• _Your goal_
From the entries provided below, copy each line that contains the word "table".

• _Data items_
==*==

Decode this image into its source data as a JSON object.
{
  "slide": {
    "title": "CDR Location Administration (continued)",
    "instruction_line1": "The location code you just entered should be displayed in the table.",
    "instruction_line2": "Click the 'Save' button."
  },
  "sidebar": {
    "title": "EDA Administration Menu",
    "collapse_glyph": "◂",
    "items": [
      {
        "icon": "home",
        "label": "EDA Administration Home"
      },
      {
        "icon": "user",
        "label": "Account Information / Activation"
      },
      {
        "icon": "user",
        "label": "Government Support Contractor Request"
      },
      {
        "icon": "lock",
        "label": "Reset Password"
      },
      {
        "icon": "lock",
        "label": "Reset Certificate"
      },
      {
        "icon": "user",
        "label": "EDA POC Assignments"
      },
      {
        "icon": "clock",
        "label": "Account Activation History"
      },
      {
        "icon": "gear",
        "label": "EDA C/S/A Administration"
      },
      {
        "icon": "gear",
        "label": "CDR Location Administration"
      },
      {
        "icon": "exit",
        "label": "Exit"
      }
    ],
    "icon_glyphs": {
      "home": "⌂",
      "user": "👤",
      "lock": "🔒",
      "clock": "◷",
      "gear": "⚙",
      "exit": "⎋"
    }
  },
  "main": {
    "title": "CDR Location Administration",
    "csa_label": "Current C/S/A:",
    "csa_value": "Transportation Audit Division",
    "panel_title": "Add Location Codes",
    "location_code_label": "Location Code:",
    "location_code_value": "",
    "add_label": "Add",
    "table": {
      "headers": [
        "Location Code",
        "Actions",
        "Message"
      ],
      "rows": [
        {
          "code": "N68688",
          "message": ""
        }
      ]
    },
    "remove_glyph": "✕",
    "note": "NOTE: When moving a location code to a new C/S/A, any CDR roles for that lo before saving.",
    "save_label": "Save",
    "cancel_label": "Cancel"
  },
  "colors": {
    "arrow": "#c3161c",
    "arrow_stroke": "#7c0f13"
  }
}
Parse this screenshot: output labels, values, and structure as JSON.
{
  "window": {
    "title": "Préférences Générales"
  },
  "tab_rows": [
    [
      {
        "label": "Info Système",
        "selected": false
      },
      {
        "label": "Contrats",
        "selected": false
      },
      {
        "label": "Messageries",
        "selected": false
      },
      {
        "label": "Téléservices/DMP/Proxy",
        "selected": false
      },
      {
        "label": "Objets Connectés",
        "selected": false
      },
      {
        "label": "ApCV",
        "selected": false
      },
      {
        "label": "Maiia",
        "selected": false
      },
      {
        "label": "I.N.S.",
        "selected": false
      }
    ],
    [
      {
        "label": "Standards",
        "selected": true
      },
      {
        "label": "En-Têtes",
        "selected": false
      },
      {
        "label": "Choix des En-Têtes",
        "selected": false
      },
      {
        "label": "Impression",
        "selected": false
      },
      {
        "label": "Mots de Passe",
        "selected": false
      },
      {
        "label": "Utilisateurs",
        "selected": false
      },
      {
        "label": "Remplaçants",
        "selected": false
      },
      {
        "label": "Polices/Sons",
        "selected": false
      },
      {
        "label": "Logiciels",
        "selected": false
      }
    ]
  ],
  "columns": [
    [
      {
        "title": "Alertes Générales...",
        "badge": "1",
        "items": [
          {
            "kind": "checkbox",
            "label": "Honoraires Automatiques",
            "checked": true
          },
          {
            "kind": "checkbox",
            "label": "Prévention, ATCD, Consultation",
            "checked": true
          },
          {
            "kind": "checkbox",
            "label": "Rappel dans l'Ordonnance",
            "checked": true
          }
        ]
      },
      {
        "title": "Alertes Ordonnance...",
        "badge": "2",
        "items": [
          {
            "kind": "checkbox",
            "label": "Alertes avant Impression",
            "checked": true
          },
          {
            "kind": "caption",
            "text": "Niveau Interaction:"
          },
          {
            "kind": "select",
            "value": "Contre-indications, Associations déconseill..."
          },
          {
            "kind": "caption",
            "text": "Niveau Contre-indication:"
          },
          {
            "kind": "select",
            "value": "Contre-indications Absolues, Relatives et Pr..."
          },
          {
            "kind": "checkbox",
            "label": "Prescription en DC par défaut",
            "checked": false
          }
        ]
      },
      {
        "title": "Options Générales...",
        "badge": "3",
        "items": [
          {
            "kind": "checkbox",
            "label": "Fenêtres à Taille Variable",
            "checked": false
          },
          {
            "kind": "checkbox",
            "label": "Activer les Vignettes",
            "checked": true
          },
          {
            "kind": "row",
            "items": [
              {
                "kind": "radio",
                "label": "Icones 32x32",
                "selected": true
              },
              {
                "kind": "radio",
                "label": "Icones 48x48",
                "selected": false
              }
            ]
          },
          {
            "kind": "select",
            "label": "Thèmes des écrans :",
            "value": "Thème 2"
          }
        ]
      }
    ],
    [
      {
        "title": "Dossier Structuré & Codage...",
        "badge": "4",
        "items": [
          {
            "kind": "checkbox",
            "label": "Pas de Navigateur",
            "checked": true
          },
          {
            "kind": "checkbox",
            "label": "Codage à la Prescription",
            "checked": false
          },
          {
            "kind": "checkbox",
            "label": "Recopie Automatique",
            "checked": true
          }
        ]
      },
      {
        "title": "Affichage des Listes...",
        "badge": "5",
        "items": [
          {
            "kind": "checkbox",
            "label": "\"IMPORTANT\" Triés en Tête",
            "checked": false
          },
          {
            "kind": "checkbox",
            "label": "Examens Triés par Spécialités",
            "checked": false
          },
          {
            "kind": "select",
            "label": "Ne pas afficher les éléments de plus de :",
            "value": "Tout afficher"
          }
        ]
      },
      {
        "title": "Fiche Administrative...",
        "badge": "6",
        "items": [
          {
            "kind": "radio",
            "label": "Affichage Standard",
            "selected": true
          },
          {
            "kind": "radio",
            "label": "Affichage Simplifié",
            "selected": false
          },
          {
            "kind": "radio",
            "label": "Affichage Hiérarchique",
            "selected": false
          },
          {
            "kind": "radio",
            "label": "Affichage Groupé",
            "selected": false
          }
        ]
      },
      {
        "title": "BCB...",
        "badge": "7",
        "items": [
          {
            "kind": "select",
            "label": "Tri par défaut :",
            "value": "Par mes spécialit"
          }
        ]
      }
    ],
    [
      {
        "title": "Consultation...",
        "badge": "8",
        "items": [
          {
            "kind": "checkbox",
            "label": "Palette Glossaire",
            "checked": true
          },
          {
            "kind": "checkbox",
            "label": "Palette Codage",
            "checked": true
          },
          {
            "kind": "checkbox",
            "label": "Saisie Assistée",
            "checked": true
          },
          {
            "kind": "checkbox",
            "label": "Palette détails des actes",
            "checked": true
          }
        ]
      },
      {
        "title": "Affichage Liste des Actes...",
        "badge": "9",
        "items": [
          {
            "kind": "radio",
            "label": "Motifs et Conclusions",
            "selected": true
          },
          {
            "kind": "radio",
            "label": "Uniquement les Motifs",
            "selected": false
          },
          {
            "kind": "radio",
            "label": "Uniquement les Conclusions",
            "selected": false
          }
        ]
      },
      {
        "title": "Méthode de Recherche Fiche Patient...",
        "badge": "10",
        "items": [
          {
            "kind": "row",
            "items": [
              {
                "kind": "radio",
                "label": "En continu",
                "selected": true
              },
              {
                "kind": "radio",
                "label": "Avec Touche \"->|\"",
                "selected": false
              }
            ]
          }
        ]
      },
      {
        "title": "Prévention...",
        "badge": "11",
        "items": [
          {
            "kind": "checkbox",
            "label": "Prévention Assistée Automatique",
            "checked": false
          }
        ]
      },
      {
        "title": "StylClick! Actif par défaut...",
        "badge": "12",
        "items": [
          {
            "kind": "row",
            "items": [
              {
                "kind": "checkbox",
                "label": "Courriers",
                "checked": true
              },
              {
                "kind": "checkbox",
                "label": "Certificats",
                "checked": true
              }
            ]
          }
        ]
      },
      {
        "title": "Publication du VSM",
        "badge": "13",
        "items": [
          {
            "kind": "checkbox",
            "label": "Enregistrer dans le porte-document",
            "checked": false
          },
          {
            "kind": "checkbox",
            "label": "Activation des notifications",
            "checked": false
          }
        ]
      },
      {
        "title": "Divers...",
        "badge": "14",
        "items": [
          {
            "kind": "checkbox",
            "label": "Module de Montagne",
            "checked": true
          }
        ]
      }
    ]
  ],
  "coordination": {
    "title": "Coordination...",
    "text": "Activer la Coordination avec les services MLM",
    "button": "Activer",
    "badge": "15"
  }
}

==*==

• _Task result_
    "instruction_line1": "The location code you just entered should be displayed in the table.",
    "table": {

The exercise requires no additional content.